PASSAGE:
- Born: Mahsa Mehran November 11, 1977 Tehran, Iran
- Died: April 2014 (aged 36) Lecanvey, County Mayo, Ireland
- Occupation: Novelist
- Partner: Christopher Collins (divorced in 2013)
- Website: www.marshamehran.com

Signature

= Marsha Mehran =

Iranian novelist (1977–2014)

Marsha Mehran (مارشا مهران; born Mahsa Mehran; 11 November 1977 – April 2014) was an Iranian novelist. Her works include the international bestsellers Pomegranate Soup (2005) and Rosewater and Soda Bread (2008).

==Early life==
Mehran was born in Tehran on 11 November 1977, to an accountant father and her mother Shahin was a teacher. Both practiced Iran’s Baháʼí Faith, which was considered heretical by hardline Islam. When, a year later, the Shah’s regime began to crumble, the couple began to make plans to leave. After the storming of the American embassy in Tehran upended their plan to move to the USA, the family instead migrated to Buenos Aires, Argentina, in 1979, at the time of the Iranian Revolution. Mehran grew up in Argentina and the United States, as well as lived in Australia and Ireland.

In their new home, political upheaval, this time associated with the rule of the Argentine junta, forced the family to once more move continents. This time the family moved to America, where in Miami, Mehran pursued, for a decade, her then dream of becoming a concert pianist.

Mehran's parents divorced, and in the 1990s, Mehran and her mother came to New York. Mehran told an interviewer: “I arrived in New York with only $200 in my pocket. I worked, initially, as a hostess in a restaurant owned by Russian mobsters. There were no customers there, which I thought a bit odd at first, until I realised that the restaurant was just a front for their other dealings.”

At age 17, Mehran's father reports, her permanent visa for the United States was revoked for a "minor infraction". Unhappy about having to leave the United States, Mehran moved to Australia where her parents were now living. She then moved back to the USA on a Holiday Visa when she was 19. At 21 she moved back to Australia with her then partner Christopher before jumping back and forth between Ireland, Australia and New York. She received an Artist visa from the US in 2006 and moved back to New York.

WORK ORDER 1: Reproduce the part of the Marsha Mehran article from "Marsha Mehran (مارشا" to "Australia and Ireland.".
WORK ORDER 2:
Based on the Marsha Mehran article, mark each statement yes or no and quote the words that decide it.
(a) Mehran's family moved to Buenos Aires in 1979.
(b) In Miami, Mehran pursued a dream of becoming a concert violinist.
(c) Mehran received an Artist visa from the US in 2008.
WORK ORDER 3: Write the next part of the Marsha Mehran article, picking up after its last sentence.

SUPPLIED DATA:
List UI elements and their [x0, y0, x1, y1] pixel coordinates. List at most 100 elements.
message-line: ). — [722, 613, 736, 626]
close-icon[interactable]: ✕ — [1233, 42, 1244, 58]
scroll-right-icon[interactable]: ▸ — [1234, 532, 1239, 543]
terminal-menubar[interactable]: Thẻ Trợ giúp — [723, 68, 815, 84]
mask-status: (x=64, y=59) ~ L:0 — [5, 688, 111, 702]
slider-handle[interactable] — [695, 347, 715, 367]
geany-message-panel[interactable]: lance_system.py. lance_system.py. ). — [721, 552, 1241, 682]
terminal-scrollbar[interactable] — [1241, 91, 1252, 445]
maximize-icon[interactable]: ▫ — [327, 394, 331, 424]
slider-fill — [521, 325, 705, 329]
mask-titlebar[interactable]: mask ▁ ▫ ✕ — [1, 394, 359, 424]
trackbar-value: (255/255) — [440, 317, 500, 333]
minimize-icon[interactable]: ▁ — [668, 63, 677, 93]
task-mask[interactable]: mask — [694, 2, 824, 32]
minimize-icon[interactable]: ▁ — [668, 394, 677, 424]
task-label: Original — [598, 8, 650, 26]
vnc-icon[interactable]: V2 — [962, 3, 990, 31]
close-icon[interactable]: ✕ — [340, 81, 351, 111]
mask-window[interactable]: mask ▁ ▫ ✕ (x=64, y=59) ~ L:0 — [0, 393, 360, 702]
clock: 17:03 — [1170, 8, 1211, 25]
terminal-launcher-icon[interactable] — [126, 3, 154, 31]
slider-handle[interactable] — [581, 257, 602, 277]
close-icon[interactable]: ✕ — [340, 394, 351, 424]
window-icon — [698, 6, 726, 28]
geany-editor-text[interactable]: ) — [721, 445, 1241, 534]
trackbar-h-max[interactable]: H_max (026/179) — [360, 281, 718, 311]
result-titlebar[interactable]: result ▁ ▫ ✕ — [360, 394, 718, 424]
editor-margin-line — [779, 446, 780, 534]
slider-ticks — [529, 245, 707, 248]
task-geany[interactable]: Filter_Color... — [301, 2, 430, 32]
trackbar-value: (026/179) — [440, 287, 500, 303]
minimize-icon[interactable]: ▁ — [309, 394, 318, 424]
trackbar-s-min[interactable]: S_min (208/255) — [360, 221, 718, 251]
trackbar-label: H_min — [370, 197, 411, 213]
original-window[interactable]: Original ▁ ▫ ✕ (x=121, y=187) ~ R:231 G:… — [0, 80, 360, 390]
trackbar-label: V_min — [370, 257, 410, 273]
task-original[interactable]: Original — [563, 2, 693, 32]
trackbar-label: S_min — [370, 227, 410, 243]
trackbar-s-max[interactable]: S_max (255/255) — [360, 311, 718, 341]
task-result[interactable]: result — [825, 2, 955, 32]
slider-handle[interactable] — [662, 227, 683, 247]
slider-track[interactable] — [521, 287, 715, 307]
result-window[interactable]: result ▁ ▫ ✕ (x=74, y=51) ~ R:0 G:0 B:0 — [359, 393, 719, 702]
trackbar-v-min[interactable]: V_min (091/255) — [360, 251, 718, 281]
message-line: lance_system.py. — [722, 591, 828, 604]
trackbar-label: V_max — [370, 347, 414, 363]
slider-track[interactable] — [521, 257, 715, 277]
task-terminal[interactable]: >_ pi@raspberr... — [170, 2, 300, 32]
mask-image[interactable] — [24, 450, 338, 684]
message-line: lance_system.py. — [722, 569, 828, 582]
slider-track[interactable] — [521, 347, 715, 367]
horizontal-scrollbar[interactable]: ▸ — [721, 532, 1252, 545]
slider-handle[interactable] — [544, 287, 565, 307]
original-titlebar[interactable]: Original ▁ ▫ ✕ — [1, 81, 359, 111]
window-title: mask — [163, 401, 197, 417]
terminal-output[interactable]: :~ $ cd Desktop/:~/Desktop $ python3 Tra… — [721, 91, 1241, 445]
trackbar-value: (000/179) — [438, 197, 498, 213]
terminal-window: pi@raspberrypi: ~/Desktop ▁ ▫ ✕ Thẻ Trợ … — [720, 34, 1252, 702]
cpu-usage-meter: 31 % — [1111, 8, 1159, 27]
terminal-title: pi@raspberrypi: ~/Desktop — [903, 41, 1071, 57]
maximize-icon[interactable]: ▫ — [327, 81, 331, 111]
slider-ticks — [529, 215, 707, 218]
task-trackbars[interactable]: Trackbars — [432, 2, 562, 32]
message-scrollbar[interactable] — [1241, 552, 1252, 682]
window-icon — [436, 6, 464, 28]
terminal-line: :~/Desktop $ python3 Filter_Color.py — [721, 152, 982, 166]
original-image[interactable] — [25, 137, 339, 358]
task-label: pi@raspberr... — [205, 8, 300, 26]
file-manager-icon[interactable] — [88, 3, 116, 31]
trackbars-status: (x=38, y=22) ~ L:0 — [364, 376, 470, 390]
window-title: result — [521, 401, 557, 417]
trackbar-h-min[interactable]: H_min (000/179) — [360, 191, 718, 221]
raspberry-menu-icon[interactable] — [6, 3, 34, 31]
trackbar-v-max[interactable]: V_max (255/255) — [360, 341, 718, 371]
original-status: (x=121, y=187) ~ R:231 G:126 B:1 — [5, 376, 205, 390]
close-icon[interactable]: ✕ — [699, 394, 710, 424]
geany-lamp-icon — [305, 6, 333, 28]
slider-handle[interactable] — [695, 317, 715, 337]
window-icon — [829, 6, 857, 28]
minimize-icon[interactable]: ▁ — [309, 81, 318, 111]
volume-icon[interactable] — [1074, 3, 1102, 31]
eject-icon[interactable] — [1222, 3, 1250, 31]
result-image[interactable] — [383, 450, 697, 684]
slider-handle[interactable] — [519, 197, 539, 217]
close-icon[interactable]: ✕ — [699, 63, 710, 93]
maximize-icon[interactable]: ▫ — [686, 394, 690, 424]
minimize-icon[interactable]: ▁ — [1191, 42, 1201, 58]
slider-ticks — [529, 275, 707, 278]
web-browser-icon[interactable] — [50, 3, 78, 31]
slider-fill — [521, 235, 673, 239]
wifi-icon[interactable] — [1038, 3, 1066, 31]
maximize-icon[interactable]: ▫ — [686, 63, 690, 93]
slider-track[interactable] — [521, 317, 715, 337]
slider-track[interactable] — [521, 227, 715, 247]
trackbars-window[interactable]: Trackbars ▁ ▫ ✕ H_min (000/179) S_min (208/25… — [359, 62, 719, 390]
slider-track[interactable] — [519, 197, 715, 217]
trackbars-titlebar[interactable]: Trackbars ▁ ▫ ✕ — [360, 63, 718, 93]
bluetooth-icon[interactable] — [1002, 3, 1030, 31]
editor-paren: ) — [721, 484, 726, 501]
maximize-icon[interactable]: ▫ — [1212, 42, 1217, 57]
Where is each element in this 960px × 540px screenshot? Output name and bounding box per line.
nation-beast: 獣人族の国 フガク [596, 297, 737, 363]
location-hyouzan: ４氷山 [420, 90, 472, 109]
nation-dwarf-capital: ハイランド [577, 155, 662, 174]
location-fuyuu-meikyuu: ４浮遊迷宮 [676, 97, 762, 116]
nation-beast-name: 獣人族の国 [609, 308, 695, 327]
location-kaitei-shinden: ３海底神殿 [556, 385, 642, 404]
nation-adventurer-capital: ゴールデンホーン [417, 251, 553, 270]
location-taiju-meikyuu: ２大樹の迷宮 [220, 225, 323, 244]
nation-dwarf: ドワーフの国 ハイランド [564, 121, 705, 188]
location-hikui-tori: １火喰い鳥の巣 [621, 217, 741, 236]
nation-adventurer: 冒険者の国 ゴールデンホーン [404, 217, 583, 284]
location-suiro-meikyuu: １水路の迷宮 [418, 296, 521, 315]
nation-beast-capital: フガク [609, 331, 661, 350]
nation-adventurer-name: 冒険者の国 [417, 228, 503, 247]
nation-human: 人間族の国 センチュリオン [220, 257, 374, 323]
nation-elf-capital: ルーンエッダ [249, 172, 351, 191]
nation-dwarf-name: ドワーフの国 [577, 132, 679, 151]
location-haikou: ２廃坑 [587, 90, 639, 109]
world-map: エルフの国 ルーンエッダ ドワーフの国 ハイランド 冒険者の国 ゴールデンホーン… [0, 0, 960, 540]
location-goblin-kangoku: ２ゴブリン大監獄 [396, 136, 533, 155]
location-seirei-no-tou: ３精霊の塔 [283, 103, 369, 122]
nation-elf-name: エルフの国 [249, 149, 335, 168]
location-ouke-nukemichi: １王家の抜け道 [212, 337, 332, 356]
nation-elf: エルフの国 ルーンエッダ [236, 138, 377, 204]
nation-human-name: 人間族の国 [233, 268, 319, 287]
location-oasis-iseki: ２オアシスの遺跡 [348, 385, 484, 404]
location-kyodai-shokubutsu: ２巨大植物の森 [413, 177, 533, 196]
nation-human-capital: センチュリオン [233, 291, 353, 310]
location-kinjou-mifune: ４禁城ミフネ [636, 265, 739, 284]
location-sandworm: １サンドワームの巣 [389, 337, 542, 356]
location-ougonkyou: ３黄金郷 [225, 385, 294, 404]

WRITTEN ANSWER 1:
Marsha Mehran (مارشا مهران; born Mahsa Mehran; 11 November 1977 – April 2014) was an Iranian novelist. Her works include the international bestsellers Pomegranate Soup (2005) and Rosewater and Soda Bread (2008).

==Early life==
Mehran was born in Tehran on 11 November 1977, to an accountant father and her mother Shahin was a teacher. Both practiced Iran’s Baháʼí Faith, which was considered heretical by hardline Islam. When, a year later, the Shah’s regime began to crumble, the couple began to make plans to leave. After the storming of the American embassy in Tehran upended their plan to move to the USA, the family instead migrated to Buenos Aires, Argentina, in 1979, at the time of the Iranian Revolution. Mehran grew up in Argentina and the United States, as well as lived in Australia and Ireland.

WRITTEN ANSWER 2:
(a) Yes: "the family instead migrated to Buenos Aires, Argentina, in 1979"
(b) No: "her then dream of becoming a concert pianist"
(c) No: "She received an Artist visa from the US in 2006"

WRITTEN ANSWER 3:
==Publications==
Mehran's debut novel, Pomegranate Soup (2005), is the story of three sisters who escape Iran at the time of the Revolution and eventually settle in a small town in the west of Ireland, where they open the Babylon Cafe. Mehran used her own family's experiences when writing the novel, which includes a number of recipes and combines "Persian cooking with Irish living." Pomegranate Soup has been translated into 15 languages to date, and published in over 20 countries worldwide.

Her second novel, Rosewater and Soda Bread (2008), is a continuation of Pomegranate Soup. It marked the second installment of a series that was cut short by her death in April 2014. The series was to run for seven books; the third, Pistachio Rain, was due for publication in 2014.

Her posthumous novel, The Margaret Thatcher School of Beauty (2014), later titled The Saturday Night School of Beauty, is set in Buenos Aires during the Falklands War and tells the story of a group of individuals who gather once a week to recite poetry and tell tales of what has been.

==Adaptations==
Matador Pictures optioned Pomegranate Soup in 2013 with Kirsten Sheridan slated to write and direct the film.

==Personal life==
Mehran was married to Christopher Collins from County Mayo, Ireland. They met when he was a bartender in an Irish pub, in Manhattan, New York. They then lived in Ireland for two years. In 2013, the couple divorced.

==Death==
Mehran was found dead in her rented house in Lecanvey, County Mayo, Ireland, on 30 April 2014, having been dead for about a week. She had lived there as a recluse and had deteriorated mentally, with the house filled with rubbish. She had suffered from long-term inflammatory bowel disease; the autopsy indicated this may have been a factor in her death, though it was not possible to identify the exact cause. Her ashes were sent for resting in Melbourne.